## [Problem statement]
Each entry below is to be transcribed exactly.

[Saved entries]
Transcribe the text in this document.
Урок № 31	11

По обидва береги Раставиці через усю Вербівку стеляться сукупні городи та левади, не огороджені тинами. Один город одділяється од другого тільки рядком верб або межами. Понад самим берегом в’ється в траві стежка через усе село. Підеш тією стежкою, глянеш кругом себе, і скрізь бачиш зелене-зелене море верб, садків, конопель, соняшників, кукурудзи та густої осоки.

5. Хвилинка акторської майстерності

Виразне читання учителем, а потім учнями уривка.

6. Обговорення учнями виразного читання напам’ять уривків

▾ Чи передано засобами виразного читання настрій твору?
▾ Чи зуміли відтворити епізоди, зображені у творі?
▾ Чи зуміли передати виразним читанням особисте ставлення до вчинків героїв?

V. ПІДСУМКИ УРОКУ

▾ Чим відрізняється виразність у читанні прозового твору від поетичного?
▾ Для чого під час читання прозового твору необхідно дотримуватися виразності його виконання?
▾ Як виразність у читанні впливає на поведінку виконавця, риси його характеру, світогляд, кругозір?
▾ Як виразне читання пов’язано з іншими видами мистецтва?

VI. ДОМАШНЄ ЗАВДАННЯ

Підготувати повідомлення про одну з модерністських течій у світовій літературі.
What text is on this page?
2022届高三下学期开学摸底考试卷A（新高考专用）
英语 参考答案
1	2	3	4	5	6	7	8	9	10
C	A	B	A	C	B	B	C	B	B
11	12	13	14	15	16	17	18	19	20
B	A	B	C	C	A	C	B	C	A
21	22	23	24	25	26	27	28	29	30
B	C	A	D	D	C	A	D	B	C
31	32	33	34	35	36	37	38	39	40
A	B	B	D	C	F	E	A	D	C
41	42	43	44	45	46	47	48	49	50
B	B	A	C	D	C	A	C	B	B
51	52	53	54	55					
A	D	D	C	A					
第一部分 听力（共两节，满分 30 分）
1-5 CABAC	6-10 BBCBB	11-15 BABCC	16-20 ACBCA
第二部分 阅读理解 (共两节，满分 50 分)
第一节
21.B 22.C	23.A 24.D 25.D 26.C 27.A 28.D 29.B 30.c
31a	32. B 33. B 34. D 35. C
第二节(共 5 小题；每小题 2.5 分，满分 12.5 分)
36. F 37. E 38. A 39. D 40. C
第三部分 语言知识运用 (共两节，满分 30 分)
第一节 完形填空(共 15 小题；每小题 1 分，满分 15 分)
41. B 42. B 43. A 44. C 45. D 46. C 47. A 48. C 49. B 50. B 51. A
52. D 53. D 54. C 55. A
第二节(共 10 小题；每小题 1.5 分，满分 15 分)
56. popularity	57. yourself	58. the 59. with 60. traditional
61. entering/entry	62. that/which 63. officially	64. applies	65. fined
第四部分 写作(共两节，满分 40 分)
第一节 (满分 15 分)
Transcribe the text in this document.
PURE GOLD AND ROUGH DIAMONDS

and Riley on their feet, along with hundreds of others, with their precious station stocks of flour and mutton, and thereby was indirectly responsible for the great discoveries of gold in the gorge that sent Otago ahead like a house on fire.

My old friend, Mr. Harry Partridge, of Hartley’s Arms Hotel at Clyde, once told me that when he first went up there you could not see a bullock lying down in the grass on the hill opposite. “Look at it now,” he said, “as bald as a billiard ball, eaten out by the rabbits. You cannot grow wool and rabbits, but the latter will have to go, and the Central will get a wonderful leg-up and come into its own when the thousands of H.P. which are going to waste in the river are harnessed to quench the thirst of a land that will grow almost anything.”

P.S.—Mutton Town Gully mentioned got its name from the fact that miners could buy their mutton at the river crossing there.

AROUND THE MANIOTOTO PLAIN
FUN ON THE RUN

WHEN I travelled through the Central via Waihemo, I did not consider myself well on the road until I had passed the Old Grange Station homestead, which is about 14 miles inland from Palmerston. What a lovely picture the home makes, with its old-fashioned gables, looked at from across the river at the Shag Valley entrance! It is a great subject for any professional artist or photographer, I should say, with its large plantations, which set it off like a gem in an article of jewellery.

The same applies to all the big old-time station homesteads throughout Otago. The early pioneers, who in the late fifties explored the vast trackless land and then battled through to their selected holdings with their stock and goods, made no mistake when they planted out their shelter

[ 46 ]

## [Reply]
Transcribe the text in this document.
Урок № 31	11

По обидва береги Раставиці через усю Вербівку стеляться сукупні городи та левади, не огороджені тинами. Один город одділяється од другого тільки рядком верб або межами. Понад самим берегом в’ється в траві стежка через усе село. Підеш тією стежкою, глянеш кругом себе, і скрізь бачиш зелене-зелене море верб, садків, конопель, соняшників, кукурудзи та густої осоки.

5. Хвилинка акторської майстерності

Виразне читання учителем, а потім учнями уривка.

6. Обговорення учнями виразного читання напам’ять уривків

▾ Чи передано засобами виразного читання настрій твору?
▾ Чи зуміли відтворити епізоди, зображені у творі?
▾ Чи зуміли передати виразним читанням особисте ставлення до вчинків героїв?

V. ПІДСУМКИ УРОКУ

▾ Чим відрізняється виразність у читанні прозового твору від поетичного?
▾ Для чого під час читання прозового твору необхідно дотримуватися виразності його виконання?
▾ Як виразність у читанні впливає на поведінку виконавця, риси його характеру, світогляд, кругозір?
▾ Як виразне читання пов’язано з іншими видами мистецтва?

VI. ДОМАШНЄ ЗАВДАННЯ

Підготувати повідомлення про одну з модерністських течій у світовій літературі.
What text is on this page?
2022届高三下学期开学摸底考试卷A（新高考专用）
英语 参考答案
1	2	3	4	5	6	7	8	9	10
C	A	B	A	C	B	B	C	B	B
11	12	13	14	15	16	17	18	19	20
B	A	B	C	C	A	C	B	C	A
21	22	23	24	25	26	27	28	29	30
B	C	A	D	D	C	A	D	B	C
31	32	33	34	35	36	37	38	39	40
A	B	B	D	C	F	E	A	D	C
41	42	43	44	45	46	47	48	49	50
B	B	A	C	D	C	A	C	B	B
51	52	53	54	55					
A	D	D	C	A					
第一部分 听力（共两节，满分 30 分）
1-5 CABAC	6-10 BBCBB	11-15 BABCC	16-20 ACBCA
第二部分 阅读理解 (共两节，满分 50 分)
第一节
21.B 22.C	23.A 24.D 25.D 26.C 27.A 28.D 29.B 30.c
31a	32. B 33. B 34. D 35. C
第二节(共 5 小题；每小题 2.5 分，满分 12.5 分)
36. F 37. E 38. A 39. D 40. C
第三部分 语言知识运用 (共两节，满分 30 分)
第一节 完形填空(共 15 小题；每小题 1 分，满分 15 分)
41. B 42. B 43. A 44. C 45. D 46. C 47. A 48. C 49. B 50. B 51. A
52. D 53. D 54. C 55. A
第二节(共 10 小题；每小题 1.5 分，满分 15 分)
56. popularity	57. yourself	58. the 59. with 60. traditional
61. entering/entry	62. that/which 63. officially	64. applies	65. fined
第四部分 写作(共两节，满分 40 分)
第一节 (满分 15 分)
Transcribe the text in this document.
PURE GOLD AND ROUGH DIAMONDS

and Riley on their feet, along with hundreds of others, with their precious station stocks of flour and mutton, and thereby was indirectly responsible for the great discoveries of gold in the gorge that sent Otago ahead like a house on fire.

My old friend, Mr. Harry Partridge, of Hartley’s Arms Hotel at Clyde, once told me that when he first went up there you could not see a bullock lying down in the grass on the hill opposite. “Look at it now,” he said, “as bald as a billiard ball, eaten out by the rabbits. You cannot grow wool and rabbits, but the latter will have to go, and the Central will get a wonderful leg-up and come into its own when the thousands of H.P. which are going to waste in the river are harnessed to quench the thirst of a land that will grow almost anything.”

P.S.—Mutton Town Gully mentioned got its name from the fact that miners could buy their mutton at the river crossing there.

AROUND THE MANIOTOTO PLAIN
FUN ON THE RUN

WHEN I travelled through the Central via Waihemo, I did not consider myself well on the road until I had passed the Old Grange Station homestead, which is about 14 miles inland from Palmerston. What a lovely picture the home makes, with its old-fashioned gables, looked at from across the river at the Shag Valley entrance! It is a great subject for any professional artist or photographer, I should say, with its large plantations, which set it off like a gem in an article of jewellery.

The same applies to all the big old-time station homesteads throughout Otago. The early pioneers, who in the late fifties explored the vast trackless land and then battled through to their selected holdings with their stock and goods, made no mistake when they planted out their shelter

[ 46 ]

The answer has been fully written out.